■ Exercise objective:
Print out each entry below exactly, please.
---------- Dataset rows
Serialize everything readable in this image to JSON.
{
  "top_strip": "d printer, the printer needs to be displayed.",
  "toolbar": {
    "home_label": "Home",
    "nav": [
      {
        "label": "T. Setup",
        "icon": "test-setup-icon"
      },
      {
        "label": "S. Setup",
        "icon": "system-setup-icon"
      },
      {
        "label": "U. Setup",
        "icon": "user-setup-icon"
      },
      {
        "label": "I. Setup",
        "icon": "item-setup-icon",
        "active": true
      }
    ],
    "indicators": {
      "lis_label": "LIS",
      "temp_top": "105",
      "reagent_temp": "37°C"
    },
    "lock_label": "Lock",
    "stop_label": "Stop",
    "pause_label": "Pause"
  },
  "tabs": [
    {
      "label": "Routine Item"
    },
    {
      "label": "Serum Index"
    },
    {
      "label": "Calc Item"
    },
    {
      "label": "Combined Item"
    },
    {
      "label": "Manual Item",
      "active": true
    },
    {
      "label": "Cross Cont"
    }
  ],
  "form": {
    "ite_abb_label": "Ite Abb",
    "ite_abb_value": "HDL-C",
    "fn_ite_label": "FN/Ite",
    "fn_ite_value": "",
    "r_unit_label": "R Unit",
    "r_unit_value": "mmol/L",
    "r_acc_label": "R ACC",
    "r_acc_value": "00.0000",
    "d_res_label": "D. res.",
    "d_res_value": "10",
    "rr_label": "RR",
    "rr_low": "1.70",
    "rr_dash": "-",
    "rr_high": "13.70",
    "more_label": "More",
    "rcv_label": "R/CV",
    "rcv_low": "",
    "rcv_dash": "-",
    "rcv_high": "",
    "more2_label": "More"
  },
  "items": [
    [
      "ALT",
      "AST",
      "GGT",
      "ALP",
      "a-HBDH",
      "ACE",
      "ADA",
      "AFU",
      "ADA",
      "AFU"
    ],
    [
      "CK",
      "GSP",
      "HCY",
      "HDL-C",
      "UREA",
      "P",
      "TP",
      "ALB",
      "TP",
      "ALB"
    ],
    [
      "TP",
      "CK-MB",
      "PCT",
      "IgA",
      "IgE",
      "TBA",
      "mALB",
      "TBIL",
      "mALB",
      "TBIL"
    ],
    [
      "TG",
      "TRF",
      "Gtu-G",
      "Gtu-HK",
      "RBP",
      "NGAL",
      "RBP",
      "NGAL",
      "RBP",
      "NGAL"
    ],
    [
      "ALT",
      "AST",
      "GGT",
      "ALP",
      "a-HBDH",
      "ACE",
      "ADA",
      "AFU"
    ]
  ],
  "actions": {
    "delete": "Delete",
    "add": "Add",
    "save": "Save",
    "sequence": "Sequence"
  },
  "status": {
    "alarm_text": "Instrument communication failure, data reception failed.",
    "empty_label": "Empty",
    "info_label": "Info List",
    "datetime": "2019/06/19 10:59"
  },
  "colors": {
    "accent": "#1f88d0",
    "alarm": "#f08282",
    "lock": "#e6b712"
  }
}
--------------------
■ Final result:
Serialize everything readable in this image to JSON.
{
  "top_strip": "d printer, the printer needs to be displayed.",
  "toolbar": {
    "home_label": "Home",
    "nav": [
      {
        "label": "T. Setup",
        "icon": "test-setup-icon"
      },
      {
        "label": "S. Setup",
        "icon": "system-setup-icon"
      },
      {
        "label": "U. Setup",
        "icon": "user-setup-icon"
      },
      {
        "label": "I. Setup",
        "icon": "item-setup-icon",
        "active": true
      }
    ],
    "indicators": {
      "lis_label": "LIS",
      "temp_top": "105",
      "reagent_temp": "37°C"
    },
    "lock_label": "Lock",
    "stop_label": "Stop",
    "pause_label": "Pause"
  },
  "tabs": [
    {
      "label": "Routine Item"
    },
    {
      "label": "Serum Index"
    },
    {
      "label": "Calc Item"
    },
    {
      "label": "Combined Item"
    },
    {
      "label": "Manual Item",
      "active": true
    },
    {
      "label": "Cross Cont"
    }
  ],
  "form": {
    "ite_abb_label": "Ite Abb",
    "ite_abb_value": "HDL-C",
    "fn_ite_label": "FN/Ite",
    "fn_ite_value": "",
    "r_unit_label": "R Unit",
    "r_unit_value": "mmol/L",
    "r_acc_label": "R ACC",
    "r_acc_value": "00.0000",
    "d_res_label": "D. res.",
    "d_res_value": "10",
    "rr_label": "RR",
    "rr_low": "1.70",
    "rr_dash": "-",
    "rr_high": "13.70",
    "more_label": "More",
    "rcv_label": "R/CV",
    "rcv_low": "",
    "rcv_dash": "-",
    "rcv_high": "",
    "more2_label": "More"
  },
  "items": [
    [
      "ALT",
      "AST",
      "GGT",
      "ALP",
      "a-HBDH",
      "ACE",
      "ADA",
      "AFU",
      "ADA",
      "AFU"
    ],
    [
      "CK",
      "GSP",
      "HCY",
      "HDL-C",
      "UREA",
      "P",
      "TP",
      "ALB",
      "TP",
      "ALB"
    ],
    [
      "TP",
      "CK-MB",
      "PCT",
      "IgA",
      "IgE",
      "TBA",
      "mALB",
      "TBIL",
      "mALB",
      "TBIL"
    ],
    [
      "TG",
      "TRF",
      "Gtu-G",
      "Gtu-HK",
      "RBP",
      "NGAL",
      "RBP",
      "NGAL",
      "RBP",
      "NGAL"
    ],
    [
      "ALT",
      "AST",
      "GGT",
      "ALP",
      "a-HBDH",
      "ACE",
      "ADA",
      "AFU"
    ]
  ],
  "actions": {
    "delete": "Delete",
    "add": "Add",
    "save": "Save",
    "sequence": "Sequence"
  },
  "status": {
    "alarm_text": "Instrument communication failure, data reception failed.",
    "empty_label": "Empty",
    "info_label": "Info List",
    "datetime": "2019/06/19 10:59"
  },
  "colors": {
    "accent": "#1f88d0",
    "alarm": "#f08282",
    "lock": "#e6b712"
  }
}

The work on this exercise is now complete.